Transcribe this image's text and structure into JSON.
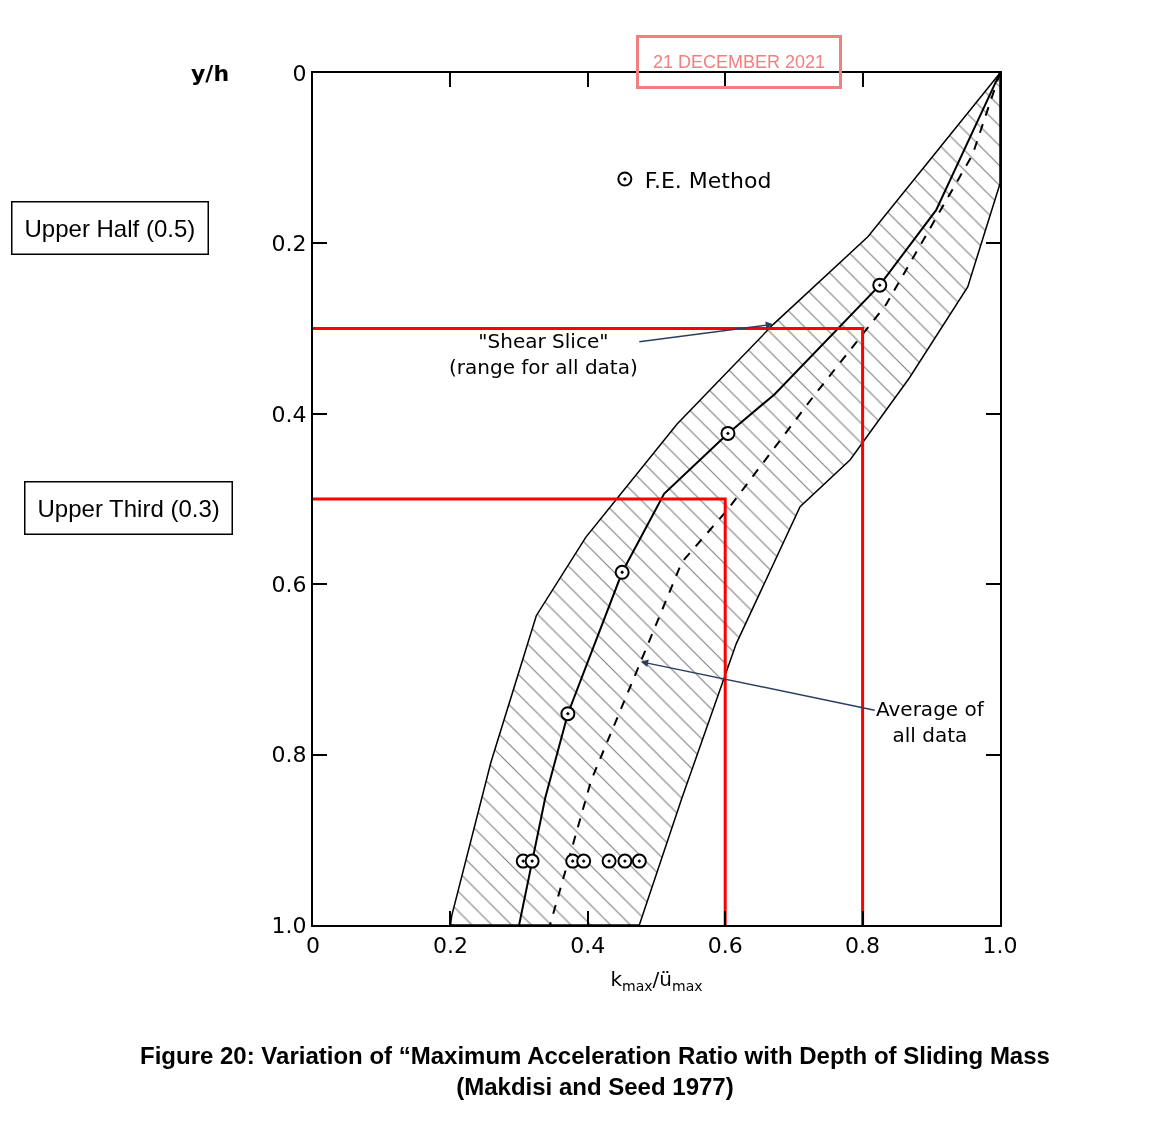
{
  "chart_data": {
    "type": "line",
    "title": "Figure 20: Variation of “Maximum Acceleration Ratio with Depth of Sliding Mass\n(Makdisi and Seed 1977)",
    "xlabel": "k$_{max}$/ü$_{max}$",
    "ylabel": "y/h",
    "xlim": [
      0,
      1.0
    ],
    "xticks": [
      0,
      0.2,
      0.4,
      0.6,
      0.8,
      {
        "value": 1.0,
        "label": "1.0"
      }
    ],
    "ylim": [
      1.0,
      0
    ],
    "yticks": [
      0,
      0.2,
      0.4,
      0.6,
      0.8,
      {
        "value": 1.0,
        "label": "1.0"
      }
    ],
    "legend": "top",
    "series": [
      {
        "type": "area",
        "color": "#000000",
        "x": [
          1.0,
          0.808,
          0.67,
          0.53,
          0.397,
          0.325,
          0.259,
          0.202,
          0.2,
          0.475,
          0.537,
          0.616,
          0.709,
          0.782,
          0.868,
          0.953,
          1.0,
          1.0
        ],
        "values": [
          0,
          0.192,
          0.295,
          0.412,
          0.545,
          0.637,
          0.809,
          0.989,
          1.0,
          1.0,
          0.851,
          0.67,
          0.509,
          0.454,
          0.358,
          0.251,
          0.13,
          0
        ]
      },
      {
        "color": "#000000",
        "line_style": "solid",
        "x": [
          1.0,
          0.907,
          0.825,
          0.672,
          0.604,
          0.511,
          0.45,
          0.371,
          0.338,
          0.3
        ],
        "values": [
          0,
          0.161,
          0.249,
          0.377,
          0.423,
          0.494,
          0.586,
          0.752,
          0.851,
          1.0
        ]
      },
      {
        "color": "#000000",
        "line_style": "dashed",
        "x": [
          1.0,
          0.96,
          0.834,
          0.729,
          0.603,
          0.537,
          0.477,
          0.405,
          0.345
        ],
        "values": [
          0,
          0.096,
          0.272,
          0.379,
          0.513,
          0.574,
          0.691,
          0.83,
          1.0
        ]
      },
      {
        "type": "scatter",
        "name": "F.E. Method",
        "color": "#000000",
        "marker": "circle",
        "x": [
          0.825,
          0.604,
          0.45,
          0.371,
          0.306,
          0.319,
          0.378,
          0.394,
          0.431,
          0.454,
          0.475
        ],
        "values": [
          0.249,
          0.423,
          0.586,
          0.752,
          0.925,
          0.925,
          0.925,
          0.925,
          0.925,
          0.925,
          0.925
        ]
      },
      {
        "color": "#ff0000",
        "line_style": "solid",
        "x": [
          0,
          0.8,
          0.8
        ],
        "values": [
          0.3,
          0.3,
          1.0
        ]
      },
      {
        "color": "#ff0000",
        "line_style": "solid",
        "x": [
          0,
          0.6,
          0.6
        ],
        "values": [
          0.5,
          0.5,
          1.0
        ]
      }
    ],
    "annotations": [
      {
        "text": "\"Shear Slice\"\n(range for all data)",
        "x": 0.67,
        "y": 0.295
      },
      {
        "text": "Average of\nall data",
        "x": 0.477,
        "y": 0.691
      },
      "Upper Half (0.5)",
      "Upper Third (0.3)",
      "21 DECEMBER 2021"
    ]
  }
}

_Job:_ Reproduce the entries above word for word. Pictures stay out.

_Solution:_
Transcribe this image's text and structure into JSON.
{
  "chart_data": {
    "type": "line",
    "title": "Figure 20: Variation of “Maximum Acceleration Ratio with Depth of Sliding Mass\n(Makdisi and Seed 1977)",
    "xlabel": "k$_{max}$/ü$_{max}$",
    "ylabel": "y/h",
    "xlim": [
      0,
      1.0
    ],
    "xticks": [
      0,
      0.2,
      0.4,
      0.6,
      0.8,
      {
        "value": 1.0,
        "label": "1.0"
      }
    ],
    "ylim": [
      1.0,
      0
    ],
    "yticks": [
      0,
      0.2,
      0.4,
      0.6,
      0.8,
      {
        "value": 1.0,
        "label": "1.0"
      }
    ],
    "legend": "top",
    "series": [
      {
        "type": "area",
        "color": "#000000",
        "x": [
          1.0,
          0.808,
          0.67,
          0.53,
          0.397,
          0.325,
          0.259,
          0.202,
          0.2,
          0.475,
          0.537,
          0.616,
          0.709,
          0.782,
          0.868,
          0.953,
          1.0,
          1.0
        ],
        "values": [
          0,
          0.192,
          0.295,
          0.412,
          0.545,
          0.637,
          0.809,
          0.989,
          1.0,
          1.0,
          0.851,
          0.67,
          0.509,
          0.454,
          0.358,
          0.251,
          0.13,
          0
        ]
      },
      {
        "color": "#000000",
        "line_style": "solid",
        "x": [
          1.0,
          0.907,
          0.825,
          0.672,
          0.604,
          0.511,
          0.45,
          0.371,
          0.338,
          0.3
        ],
        "values": [
          0,
          0.161,
          0.249,
          0.377,
          0.423,
          0.494,
          0.586,
          0.752,
          0.851,
          1.0
        ]
      },
      {
        "color": "#000000",
        "line_style": "dashed",
        "x": [
          1.0,
          0.96,
          0.834,
          0.729,
          0.603,
          0.537,
          0.477,
          0.405,
          0.345
        ],
        "values": [
          0,
          0.096,
          0.272,
          0.379,
          0.513,
          0.574,
          0.691,
          0.83,
          1.0
        ]
      },
      {
        "type": "scatter",
        "name": "F.E. Method",
        "color": "#000000",
        "marker": "circle",
        "x": [
          0.825,
          0.604,
          0.45,
          0.371,
          0.306,
          0.319,
          0.378,
          0.394,
          0.431,
          0.454,
          0.475
        ],
        "values": [
          0.249,
          0.423,
          0.586,
          0.752,
          0.925,
          0.925,
          0.925,
          0.925,
          0.925,
          0.925,
          0.925
        ]
      },
      {
        "color": "#ff0000",
        "line_style": "solid",
        "x": [
          0,
          0.8,
          0.8
        ],
        "values": [
          0.3,
          0.3,
          1.0
        ]
      },
      {
        "color": "#ff0000",
        "line_style": "solid",
        "x": [
          0,
          0.6,
          0.6
        ],
        "values": [
          0.5,
          0.5,
          1.0
        ]
      }
    ],
    "annotations": [
      {
        "text": "\"Shear Slice\"\n(range for all data)",
        "x": 0.67,
        "y": 0.295
      },
      {
        "text": "Average of\nall data",
        "x": 0.477,
        "y": 0.691
      },
      "Upper Half (0.5)",
      "Upper Third (0.3)",
      "21 DECEMBER 2021"
    ]
  }
}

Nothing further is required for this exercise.